*** Data for the task ***
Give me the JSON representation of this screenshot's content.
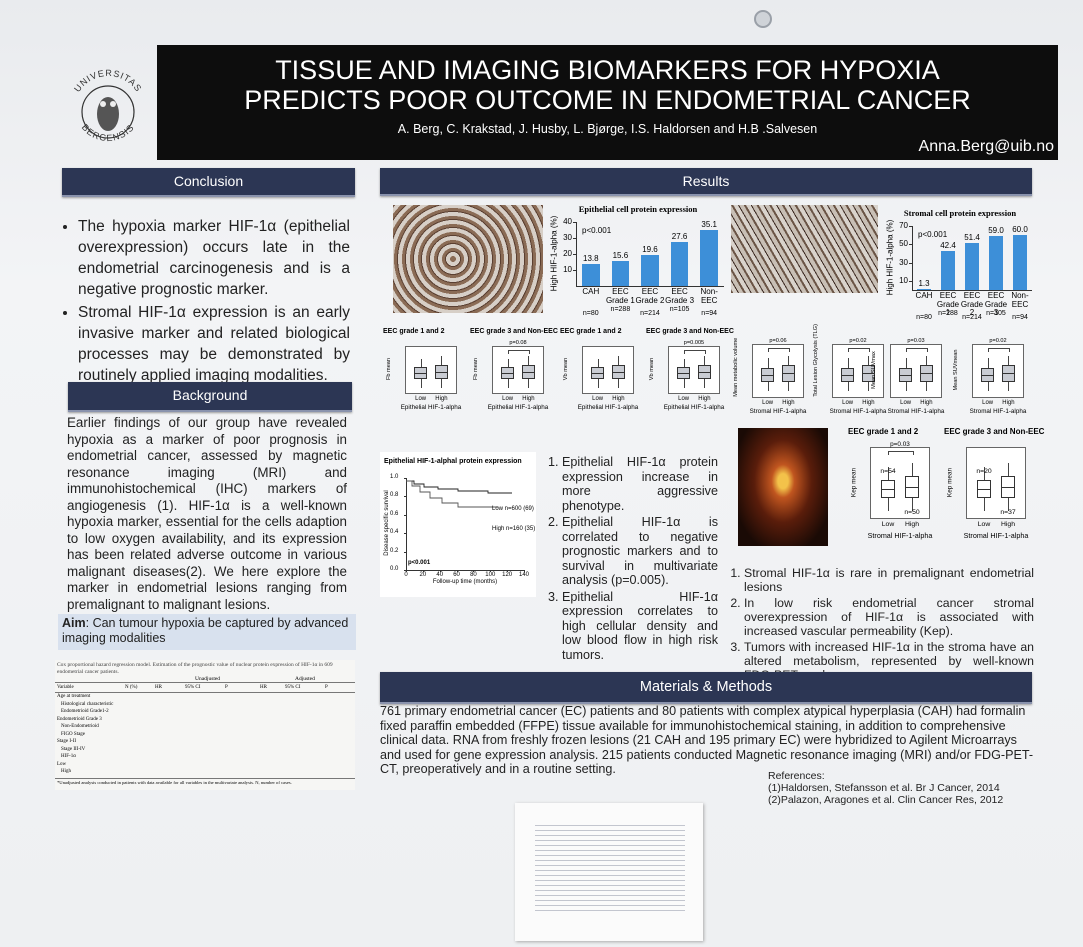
{
  "header": {
    "title_line1": "TISSUE AND IMAGING BIOMARKERS FOR HYPOXIA",
    "title_line2": "PREDICTS POOR OUTCOME IN ENDOMETRIAL CANCER",
    "authors": "A. Berg, C. Krakstad, J. Husby, L. Bjørge, I.S. Haldorsen and H.B .Salvesen",
    "email": "Anna.Berg@uib.no",
    "logo_top": "UNIVERSITAS",
    "logo_bottom": "BERGENSIS"
  },
  "conclusion": {
    "heading": "Conclusion",
    "bullets": [
      "The hypoxia marker HIF-1α (epithelial overexpression) occurs late in the endometrial carcinogenesis and is a negative prognostic marker.",
      "Stromal HIF-1α expression is an early invasive marker and related biological processes may be demonstrated by routinely applied imaging modalities."
    ]
  },
  "background": {
    "heading": "Background",
    "text": "Earlier findings of our group have revealed hypoxia as a marker of poor prognosis in endometrial cancer, assessed by magnetic resonance imaging (MRI) and immunohistochemical (IHC) markers of angiogenesis (1). HIF-1α is a well-known hypoxia marker, essential for the cells adaption to low oxygen availability, and its expression has been related adverse outcome in various malignant diseases(2). We here explore the marker in endometrial lesions ranging from premalignant to malignant lesions.",
    "aim_label": "Aim",
    "aim_text": ": Can tumour hypoxia be captured by advanced imaging modalities"
  },
  "table": {
    "caption": "Cox proportional hazard regression model. Estimation of the prognostic value of nuclear protein expression of HIF-1α in 609 endometrial cancer patients.",
    "group_headers": [
      "Unadjusted",
      "Adjusted"
    ],
    "columns": [
      "Variable",
      "N (%)",
      "HR",
      "95% CI",
      "P",
      "HR",
      "95% CI",
      "P"
    ],
    "row_labels": [
      "Age at treatment",
      "Histological characteristic",
      "Endometrioid Grade1-2",
      "Endometrioid Grade 3",
      "Non-Endometrioid",
      "FIGO Stage",
      "Stage I-II",
      "Stage III-IV",
      "HIF-1α",
      "Low",
      "High"
    ],
    "footnote": "*Unadjusted analysis conducted in patients with data available for all variables in the multivariate analysis. N, number of cases."
  },
  "results": {
    "heading": "Results",
    "epithelial_chart": {
      "title": "Epithelial cell protein expression",
      "ylabel": "High HIF-1-alpha (%)",
      "pvalue": "p<0.001",
      "categories": [
        "CAH",
        "EEC Grade 1",
        "EEC Grade 2",
        "EEC Grade 3",
        "Non-EEC"
      ],
      "n": [
        "n=80",
        "n=288",
        "n=214",
        "n=105",
        "n=94"
      ],
      "values": [
        13.8,
        15.6,
        19.6,
        27.6,
        35.1
      ],
      "ylim": [
        0,
        40
      ],
      "yticks": [
        10,
        20,
        30,
        40
      ],
      "color": "#3d8fd8"
    },
    "stromal_chart": {
      "title": "Stromal cell protein expression",
      "ylabel": "High HIF-1-alpha (%)",
      "pvalue": "p<0.001",
      "categories": [
        "CAH",
        "EEC Grade 1",
        "EEC Grade 2",
        "EEC Grade 3",
        "Non-EEC"
      ],
      "n": [
        "n=80",
        "n=288",
        "n=214",
        "n=105",
        "n=94"
      ],
      "values": [
        1.3,
        42.4,
        51.4,
        59.0,
        60.0
      ],
      "value_labels": [
        "1.3",
        "42.4",
        "51.4",
        "59.0",
        "60.0"
      ],
      "ylim": [
        0,
        70
      ],
      "yticks": [
        10,
        30,
        50,
        70
      ],
      "color": "#3d8fd8"
    },
    "box_panels": [
      {
        "title": "EEC grade 1 and 2",
        "ylabel": "Fb mean",
        "xlabels": [
          "Low",
          "High"
        ],
        "xlabel": "Epithelial HIF-1-alpha"
      },
      {
        "title": "EEC grade 3 and Non-EEC",
        "ylabel": "Fb mean",
        "pvalue": "p=0.08",
        "xlabels": [
          "Low",
          "High"
        ],
        "xlabel": "Epithelial HIF-1-alpha"
      },
      {
        "title": "EEC grade 1 and 2",
        "ylabel": "Vb mean",
        "xlabels": [
          "Low",
          "High"
        ],
        "xlabel": "Epithelial HIF-1-alpha"
      },
      {
        "title": "EEC grade 3 and Non-EEC",
        "ylabel": "Vb mean",
        "pvalue": "p=0.005",
        "xlabels": [
          "Low",
          "High"
        ],
        "xlabel": "Epithelial HIF-1-alpha"
      },
      {
        "ylabel": "Mean metabolic volume",
        "pvalue": "p=0.06",
        "xlabels": [
          "Low",
          "High"
        ],
        "xlabel": "Stromal HIF-1-alpha"
      },
      {
        "ylabel": "Total Lesion Glycolysis (TLG)",
        "pvalue": "p=0.02",
        "xlabels": [
          "Low",
          "High"
        ],
        "xlabel": "Stromal HIF-1-alpha"
      },
      {
        "ylabel": "Mean SUVmax",
        "pvalue": "p=0.03",
        "xlabels": [
          "Low",
          "High"
        ],
        "xlabel": "Stromal HIF-1-alpha"
      },
      {
        "ylabel": "Mean SUVmean",
        "pvalue": "p=0.02",
        "xlabels": [
          "Low",
          "High"
        ],
        "xlabel": "Stromal HIF-1-alpha"
      }
    ],
    "kep_panels": [
      {
        "title": "EEC grade 1 and 2",
        "ylabel": "Kep mean",
        "pvalue": "p=0.03",
        "n": [
          "n=54",
          "n=50"
        ],
        "xlabels": [
          "Low",
          "High"
        ],
        "xlabel": "Stromal HIF-1-alpha"
      },
      {
        "title": "EEC grade 3 and Non-EEC",
        "ylabel": "Kep mean",
        "n": [
          "n=20",
          "n=37"
        ],
        "xlabels": [
          "Low",
          "High"
        ],
        "xlabel": "Stromal HIF-1-alpha"
      }
    ],
    "survival": {
      "title": "Epithelial HIF-1-alphal protein expression",
      "ylabel": "Disease specific survival",
      "xlabel": "Follow-up time (months)",
      "pvalue": "p<0.001",
      "low": "Low n=600 (69)",
      "high": "High n=160 (35)",
      "xlim": [
        0,
        140
      ],
      "xticks": [
        0,
        20,
        40,
        60,
        80,
        100,
        120,
        140
      ],
      "ylim": [
        0,
        1
      ],
      "yticks": [
        {
          "value": 0,
          "label": "0.0"
        },
        {
          "value": 0.2,
          "label": "0.2"
        },
        {
          "value": 0.4,
          "label": "0.4"
        },
        {
          "value": 0.6,
          "label": "0.6"
        },
        {
          "value": 0.8,
          "label": "0.8"
        },
        {
          "value": 1,
          "label": "1.0"
        }
      ]
    },
    "epithelial_findings": [
      "Epithelial HIF-1α protein expression increase in more aggressive phenotype.",
      "Epithelial HIF-1α is correlated to negative prognostic markers and to survival in multivariate analysis (p=0.005).",
      "Epithelial HIF-1α expression correlates to high cellular density and low blood flow in high risk tumors."
    ],
    "stromal_findings": [
      "Stromal HIF-1α is rare in premalignant endometrial lesions",
      "In low risk endometrial cancer stromal overexpression of HIF-1α is associated with increased vascular permeability (Kep).",
      "Tumors with increased HIF-1α in the stroma have an altered metabolism, represented by well-known FDG-PET markers."
    ]
  },
  "methods": {
    "heading": "Materials & Methods",
    "text": "761 primary endometrial cancer (EC) patients and 80 patients with complex atypical hyperplasia (CAH) had formalin fixed paraffin embedded (FFPE) tissue available for immunohistochemical staining, in addition to comprehensive clinical data. RNA from freshly frozen lesions (21 CAH and 195 primary EC) were hybridized to Agilent Microarrays and used for gene expression analysis. 215 patients conducted Magnetic resonance imaging (MRI) and/or FDG-PET-CT, preoperatively and in a routine setting.",
    "references_label": "References:",
    "references": [
      "(1)Haldorsen, Stefansson et al. Br J Cancer, 2014",
      "(2)Palazon, Aragones et al. Clin Cancer Res, 2012"
    ]
  }
}
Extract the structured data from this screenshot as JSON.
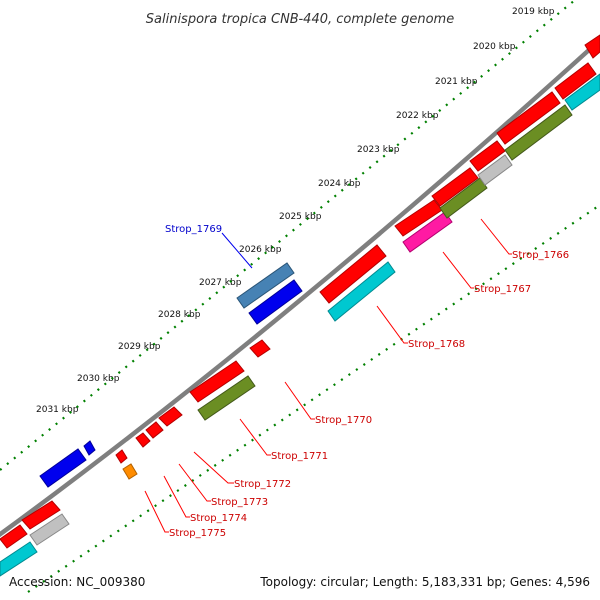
{
  "title": "Salinispora tropica CNB-440, complete genome",
  "footer": {
    "accession": "Accession: NC_009380",
    "summary": "Topology: circular; Length: 5,183,331 bp; Genes: 4,596"
  },
  "ticks": [
    "2019 kbp",
    "2020 kbp",
    "2021 kbp",
    "2022 kbp",
    "2023 kbp",
    "2024 kbp",
    "2025 kbp",
    "2026 kbp",
    "2027 kbp",
    "2028 kbp",
    "2029 kbp",
    "2030 kbp",
    "2031 kbp"
  ],
  "genes": {
    "strop_1766": "Strop_1766",
    "strop_1767": "Strop_1767",
    "strop_1768": "Strop_1768",
    "strop_1769": "Strop_1769",
    "strop_1770": "Strop_1770",
    "strop_1771": "Strop_1771",
    "strop_1772": "Strop_1772",
    "strop_1773": "Strop_1773",
    "strop_1774": "Strop_1774",
    "strop_1775": "Strop_1775"
  },
  "colors": {
    "cds": "#ff0000",
    "cds_reverse": "#0000ee",
    "label_forward": "#cc0000",
    "label_reverse": "#0000cc",
    "backbone": "#7f7f7f",
    "ticks": "#008000",
    "cyan": "#00c8d0",
    "olive": "#6b8e23",
    "magenta": "#ff1aa3",
    "steelblue": "#4682b4",
    "orange": "#ff8c00",
    "grey": "#c0c0c0"
  }
}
*** End of Data for the task ***
What you have to do:
Copy the entries above exactly from the line with "Extract the structured" down to their last line, both ends included. Do not copy any pictures.

Task answer:
Extract the structured data from this screenshot as JSON.
{
  "title": "Salinispora tropica CNB-440, complete genome",
  "footer": {
    "accession": "Accession: NC_009380",
    "summary": "Topology: circular; Length: 5,183,331 bp; Genes: 4,596"
  },
  "ticks": [
    "2019 kbp",
    "2020 kbp",
    "2021 kbp",
    "2022 kbp",
    "2023 kbp",
    "2024 kbp",
    "2025 kbp",
    "2026 kbp",
    "2027 kbp",
    "2028 kbp",
    "2029 kbp",
    "2030 kbp",
    "2031 kbp"
  ],
  "genes": {
    "strop_1766": "Strop_1766",
    "strop_1767": "Strop_1767",
    "strop_1768": "Strop_1768",
    "strop_1769": "Strop_1769",
    "strop_1770": "Strop_1770",
    "strop_1771": "Strop_1771",
    "strop_1772": "Strop_1772",
    "strop_1773": "Strop_1773",
    "strop_1774": "Strop_1774",
    "strop_1775": "Strop_1775"
  },
  "colors": {
    "cds": "#ff0000",
    "cds_reverse": "#0000ee",
    "label_forward": "#cc0000",
    "label_reverse": "#0000cc",
    "backbone": "#7f7f7f",
    "ticks": "#008000",
    "cyan": "#00c8d0",
    "olive": "#6b8e23",
    "magenta": "#ff1aa3",
    "steelblue": "#4682b4",
    "orange": "#ff8c00",
    "grey": "#c0c0c0"
  }
}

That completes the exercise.